_SUPPLIED MATERIAL_.

━━━

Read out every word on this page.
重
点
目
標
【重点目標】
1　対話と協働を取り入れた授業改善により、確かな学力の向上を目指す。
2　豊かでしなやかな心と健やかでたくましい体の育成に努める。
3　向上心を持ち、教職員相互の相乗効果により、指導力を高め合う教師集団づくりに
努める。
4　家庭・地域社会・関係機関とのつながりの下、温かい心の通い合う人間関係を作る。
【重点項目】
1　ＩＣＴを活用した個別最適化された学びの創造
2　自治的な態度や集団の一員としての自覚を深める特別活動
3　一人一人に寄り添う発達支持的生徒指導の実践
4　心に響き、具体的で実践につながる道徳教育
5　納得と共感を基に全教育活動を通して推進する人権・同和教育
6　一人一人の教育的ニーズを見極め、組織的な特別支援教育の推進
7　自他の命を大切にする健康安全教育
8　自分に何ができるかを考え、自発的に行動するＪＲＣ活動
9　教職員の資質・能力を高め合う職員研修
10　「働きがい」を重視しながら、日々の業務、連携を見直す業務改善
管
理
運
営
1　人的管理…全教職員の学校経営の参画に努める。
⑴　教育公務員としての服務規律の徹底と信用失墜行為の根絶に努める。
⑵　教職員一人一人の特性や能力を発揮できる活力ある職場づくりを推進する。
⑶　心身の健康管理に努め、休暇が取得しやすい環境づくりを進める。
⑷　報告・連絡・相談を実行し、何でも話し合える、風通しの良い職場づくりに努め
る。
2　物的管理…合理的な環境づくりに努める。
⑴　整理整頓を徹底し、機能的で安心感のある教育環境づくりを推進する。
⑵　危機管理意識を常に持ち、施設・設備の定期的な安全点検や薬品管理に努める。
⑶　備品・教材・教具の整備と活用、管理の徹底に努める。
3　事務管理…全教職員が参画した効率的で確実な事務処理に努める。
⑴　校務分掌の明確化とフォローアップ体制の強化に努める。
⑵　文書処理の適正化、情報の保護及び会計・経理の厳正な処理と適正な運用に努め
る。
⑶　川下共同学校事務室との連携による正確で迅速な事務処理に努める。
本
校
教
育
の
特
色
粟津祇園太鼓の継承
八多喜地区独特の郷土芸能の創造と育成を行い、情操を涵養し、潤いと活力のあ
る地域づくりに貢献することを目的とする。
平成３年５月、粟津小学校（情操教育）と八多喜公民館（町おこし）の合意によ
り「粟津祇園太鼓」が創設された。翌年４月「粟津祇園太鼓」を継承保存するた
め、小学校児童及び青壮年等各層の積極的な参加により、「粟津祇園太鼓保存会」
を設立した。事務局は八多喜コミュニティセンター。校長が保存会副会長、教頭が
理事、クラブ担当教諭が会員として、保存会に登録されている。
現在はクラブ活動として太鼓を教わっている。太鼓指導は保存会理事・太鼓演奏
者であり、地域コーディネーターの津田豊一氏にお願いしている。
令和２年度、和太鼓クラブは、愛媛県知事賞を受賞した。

━━━

_REQUIRED TASK_. Each line above must be printed exactly as it appears.

_SOLUTION BELOW_.
Read out every word on this page.
重
点
目
標
【重点目標】
1　対話と協働を取り入れた授業改善により、確かな学力の向上を目指す。
2　豊かでしなやかな心と健やかでたくましい体の育成に努める。
3　向上心を持ち、教職員相互の相乗効果により、指導力を高め合う教師集団づくりに
努める。
4　家庭・地域社会・関係機関とのつながりの下、温かい心の通い合う人間関係を作る。
【重点項目】
1　ＩＣＴを活用した個別最適化された学びの創造
2　自治的な態度や集団の一員としての自覚を深める特別活動
3　一人一人に寄り添う発達支持的生徒指導の実践
4　心に響き、具体的で実践につながる道徳教育
5　納得と共感を基に全教育活動を通して推進する人権・同和教育
6　一人一人の教育的ニーズを見極め、組織的な特別支援教育の推進
7　自他の命を大切にする健康安全教育
8　自分に何ができるかを考え、自発的に行動するＪＲＣ活動
9　教職員の資質・能力を高め合う職員研修
10　「働きがい」を重視しながら、日々の業務、連携を見直す業務改善
管
理
運
営
1　人的管理…全教職員の学校経営の参画に努める。
⑴　教育公務員としての服務規律の徹底と信用失墜行為の根絶に努める。
⑵　教職員一人一人の特性や能力を発揮できる活力ある職場づくりを推進する。
⑶　心身の健康管理に努め、休暇が取得しやすい環境づくりを進める。
⑷　報告・連絡・相談を実行し、何でも話し合える、風通しの良い職場づくりに努め
る。
2　物的管理…合理的な環境づくりに努める。
⑴　整理整頓を徹底し、機能的で安心感のある教育環境づくりを推進する。
⑵　危機管理意識を常に持ち、施設・設備の定期的な安全点検や薬品管理に努める。
⑶　備品・教材・教具の整備と活用、管理の徹底に努める。
3　事務管理…全教職員が参画した効率的で確実な事務処理に努める。
⑴　校務分掌の明確化とフォローアップ体制の強化に努める。
⑵　文書処理の適正化、情報の保護及び会計・経理の厳正な処理と適正な運用に努め
る。
⑶　川下共同学校事務室との連携による正確で迅速な事務処理に努める。
本
校
教
育
の
特
色
粟津祇園太鼓の継承
八多喜地区独特の郷土芸能の創造と育成を行い、情操を涵養し、潤いと活力のあ
る地域づくりに貢献することを目的とする。
平成３年５月、粟津小学校（情操教育）と八多喜公民館（町おこし）の合意によ
り「粟津祇園太鼓」が創設された。翌年４月「粟津祇園太鼓」を継承保存するた
め、小学校児童及び青壮年等各層の積極的な参加により、「粟津祇園太鼓保存会」
を設立した。事務局は八多喜コミュニティセンター。校長が保存会副会長、教頭が
理事、クラブ担当教諭が会員として、保存会に登録されている。
現在はクラブ活動として太鼓を教わっている。太鼓指導は保存会理事・太鼓演奏
者であり、地域コーディネーターの津田豊一氏にお願いしている。
令和２年度、和太鼓クラブは、愛媛県知事賞を受賞した。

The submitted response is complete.